A run of records ->
────────────────

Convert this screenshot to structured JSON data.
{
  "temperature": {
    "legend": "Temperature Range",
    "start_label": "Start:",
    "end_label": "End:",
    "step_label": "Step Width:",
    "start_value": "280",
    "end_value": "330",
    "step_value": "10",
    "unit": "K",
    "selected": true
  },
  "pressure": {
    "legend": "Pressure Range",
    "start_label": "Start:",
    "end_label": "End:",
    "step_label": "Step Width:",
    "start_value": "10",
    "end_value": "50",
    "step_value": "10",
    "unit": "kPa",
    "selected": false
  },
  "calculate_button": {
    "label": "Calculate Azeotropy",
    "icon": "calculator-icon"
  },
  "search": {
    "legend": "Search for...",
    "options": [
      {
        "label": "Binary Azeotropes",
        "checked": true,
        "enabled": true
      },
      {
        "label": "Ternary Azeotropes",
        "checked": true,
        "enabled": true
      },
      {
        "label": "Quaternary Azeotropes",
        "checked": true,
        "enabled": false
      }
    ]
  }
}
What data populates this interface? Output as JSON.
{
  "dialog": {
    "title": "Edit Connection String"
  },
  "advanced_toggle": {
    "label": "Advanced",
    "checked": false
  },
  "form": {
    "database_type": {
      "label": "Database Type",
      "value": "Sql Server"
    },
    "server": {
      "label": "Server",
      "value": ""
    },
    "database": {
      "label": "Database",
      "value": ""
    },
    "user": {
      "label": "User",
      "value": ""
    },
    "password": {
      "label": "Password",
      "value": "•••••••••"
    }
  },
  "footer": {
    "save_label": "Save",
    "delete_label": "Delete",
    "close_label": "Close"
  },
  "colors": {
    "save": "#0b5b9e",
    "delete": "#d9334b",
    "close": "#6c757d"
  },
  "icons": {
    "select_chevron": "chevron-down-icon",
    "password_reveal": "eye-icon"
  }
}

────────────────

WHAT THIS TASK INVOLVES -> Repeat the data above, word for word.

PROBLEM SOLUTION ->
Convert this screenshot to structured JSON data.
{
  "temperature": {
    "legend": "Temperature Range",
    "start_label": "Start:",
    "end_label": "End:",
    "step_label": "Step Width:",
    "start_value": "280",
    "end_value": "330",
    "step_value": "10",
    "unit": "K",
    "selected": true
  },
  "pressure": {
    "legend": "Pressure Range",
    "start_label": "Start:",
    "end_label": "End:",
    "step_label": "Step Width:",
    "start_value": "10",
    "end_value": "50",
    "step_value": "10",
    "unit": "kPa",
    "selected": false
  },
  "calculate_button": {
    "label": "Calculate Azeotropy",
    "icon": "calculator-icon"
  },
  "search": {
    "legend": "Search for...",
    "options": [
      {
        "label": "Binary Azeotropes",
        "checked": true,
        "enabled": true
      },
      {
        "label": "Ternary Azeotropes",
        "checked": true,
        "enabled": true
      },
      {
        "label": "Quaternary Azeotropes",
        "checked": true,
        "enabled": false
      }
    ]
  }
}
What data populates this interface? Output as JSON.
{
  "dialog": {
    "title": "Edit Connection String"
  },
  "advanced_toggle": {
    "label": "Advanced",
    "checked": false
  },
  "form": {
    "database_type": {
      "label": "Database Type",
      "value": "Sql Server"
    },
    "server": {
      "label": "Server",
      "value": ""
    },
    "database": {
      "label": "Database",
      "value": ""
    },
    "user": {
      "label": "User",
      "value": ""
    },
    "password": {
      "label": "Password",
      "value": "•••••••••"
    }
  },
  "footer": {
    "save_label": "Save",
    "delete_label": "Delete",
    "close_label": "Close"
  },
  "colors": {
    "save": "#0b5b9e",
    "delete": "#d9334b",
    "close": "#6c757d"
  },
  "icons": {
    "select_chevron": "chevron-down-icon",
    "password_reveal": "eye-icon"
  }
}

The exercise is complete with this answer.